======== Entries shown

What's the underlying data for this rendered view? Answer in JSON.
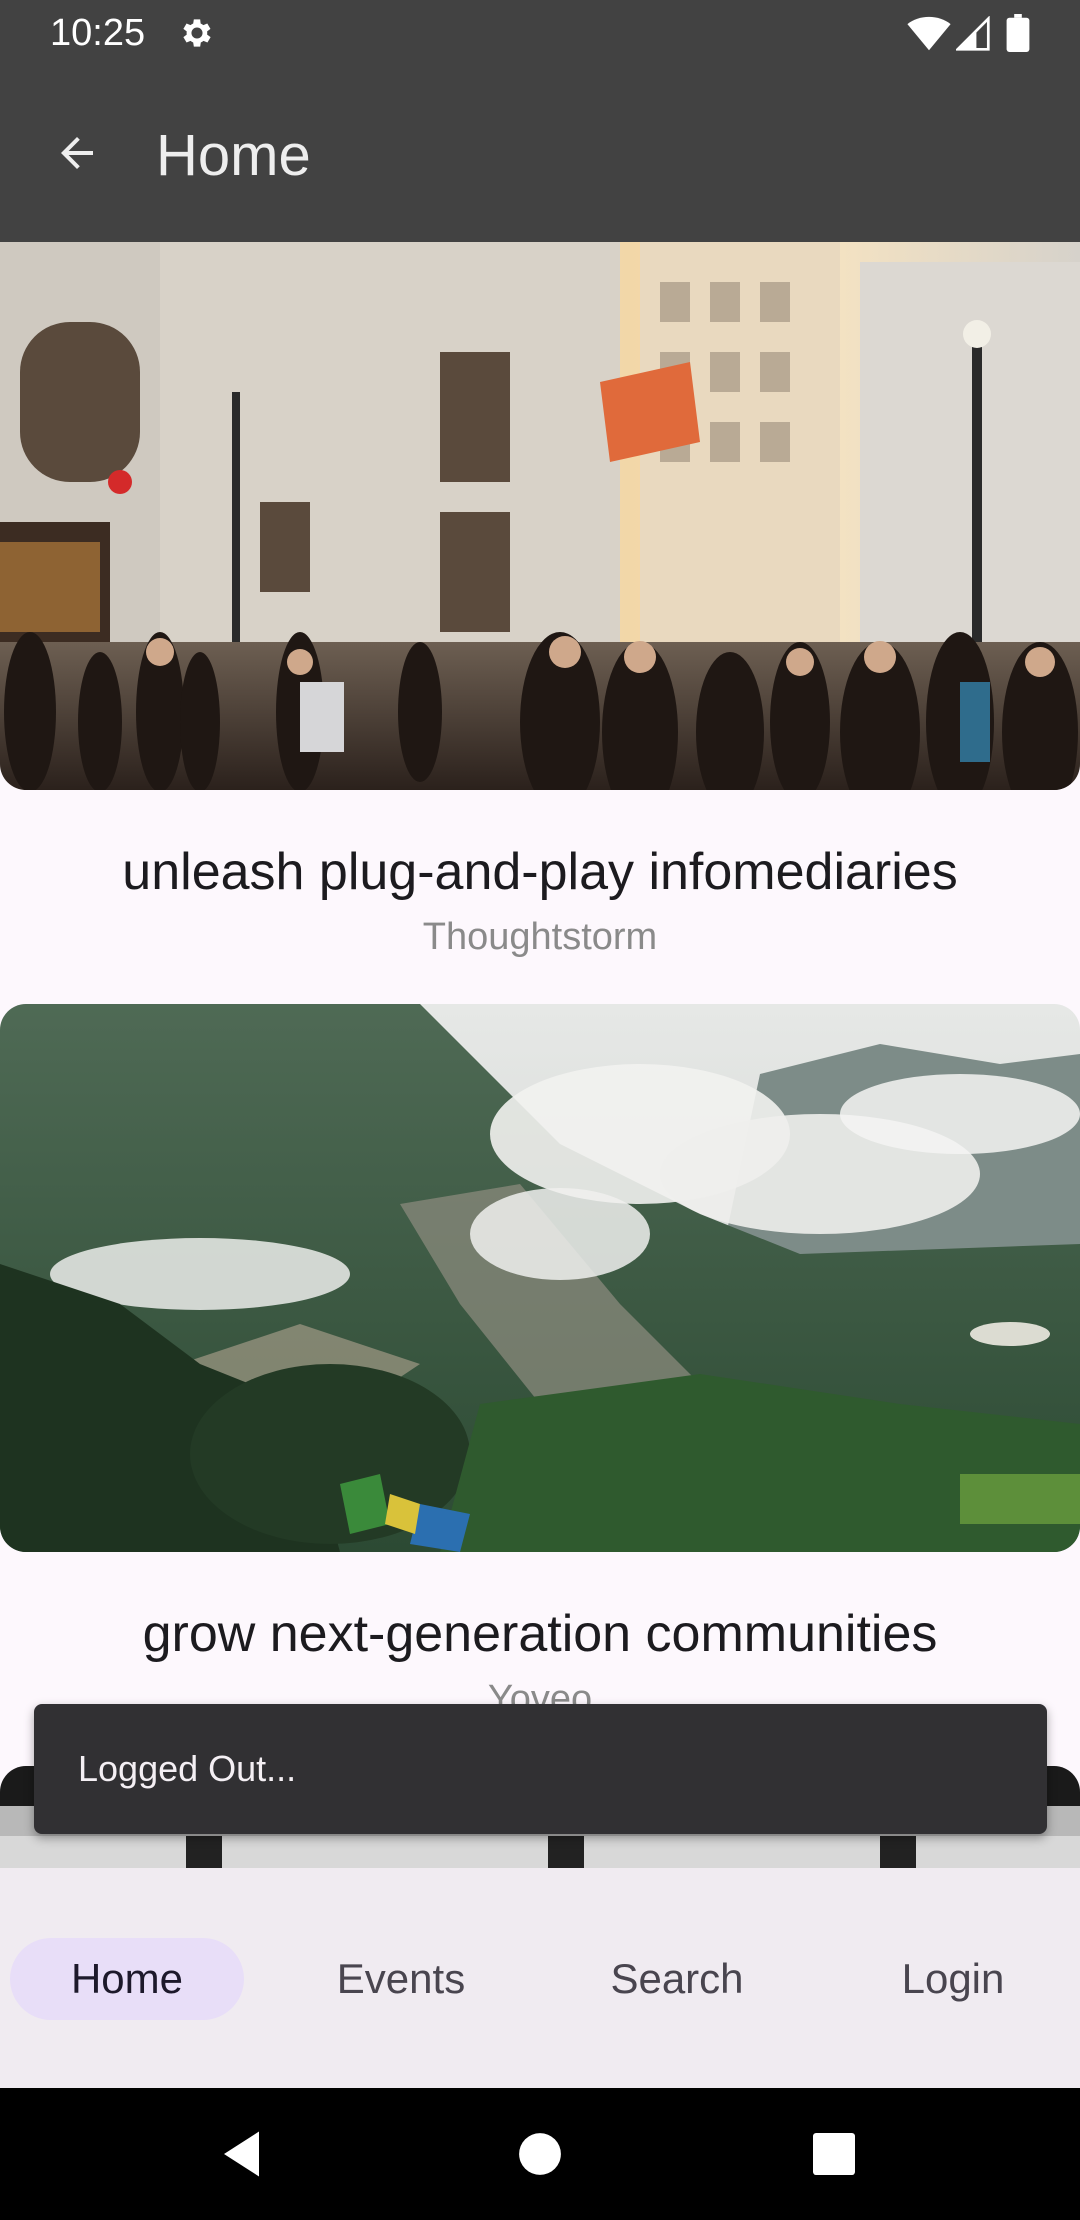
{
  "status_bar": {
    "time": "10:25",
    "icons": [
      "gear-icon",
      "wifi-icon",
      "signal-icon",
      "battery-icon"
    ]
  },
  "app_bar": {
    "title": "Home",
    "back_icon": "arrow-back-icon"
  },
  "feed": {
    "items": [
      {
        "title": "unleash plug-and-play infomediaries",
        "subtitle": "Thoughtstorm",
        "image": "city-street-crowd-photo"
      },
      {
        "title": "grow next-generation communities",
        "subtitle": "Yoveo",
        "image": "misty-mountain-valley-photo"
      },
      {
        "title": "",
        "subtitle": "",
        "image": "dark-window-photo"
      }
    ]
  },
  "snackbar": {
    "message": "Logged Out..."
  },
  "bottom_nav": {
    "items": [
      {
        "label": "Home",
        "active": true
      },
      {
        "label": "Events",
        "active": false
      },
      {
        "label": "Search",
        "active": false
      },
      {
        "label": "Login",
        "active": false
      }
    ]
  },
  "system_nav": {
    "icons": [
      "back-triangle-icon",
      "home-circle-icon",
      "recents-square-icon"
    ]
  },
  "colors": {
    "app_bar": "#424242",
    "background": "#fdf8fd",
    "nav_background": "#f0ebf1",
    "nav_active_pill": "#e8def8",
    "snackbar": "#313033"
  }
}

================

Without the pictures, return the entries exactly as they appear.

* **Response below**
What's the underlying data for this rendered view? Answer in JSON.
{
  "status_bar": {
    "time": "10:25",
    "icons": [
      "gear-icon",
      "wifi-icon",
      "signal-icon",
      "battery-icon"
    ]
  },
  "app_bar": {
    "title": "Home",
    "back_icon": "arrow-back-icon"
  },
  "feed": {
    "items": [
      {
        "title": "unleash plug-and-play infomediaries",
        "subtitle": "Thoughtstorm",
        "image": "city-street-crowd-photo"
      },
      {
        "title": "grow next-generation communities",
        "subtitle": "Yoveo",
        "image": "misty-mountain-valley-photo"
      },
      {
        "title": "",
        "subtitle": "",
        "image": "dark-window-photo"
      }
    ]
  },
  "snackbar": {
    "message": "Logged Out..."
  },
  "bottom_nav": {
    "items": [
      {
        "label": "Home",
        "active": true
      },
      {
        "label": "Events",
        "active": false
      },
      {
        "label": "Search",
        "active": false
      },
      {
        "label": "Login",
        "active": false
      }
    ]
  },
  "system_nav": {
    "icons": [
      "back-triangle-icon",
      "home-circle-icon",
      "recents-square-icon"
    ]
  },
  "colors": {
    "app_bar": "#424242",
    "background": "#fdf8fd",
    "nav_background": "#f0ebf1",
    "nav_active_pill": "#e8def8",
    "snackbar": "#313033"
  }
}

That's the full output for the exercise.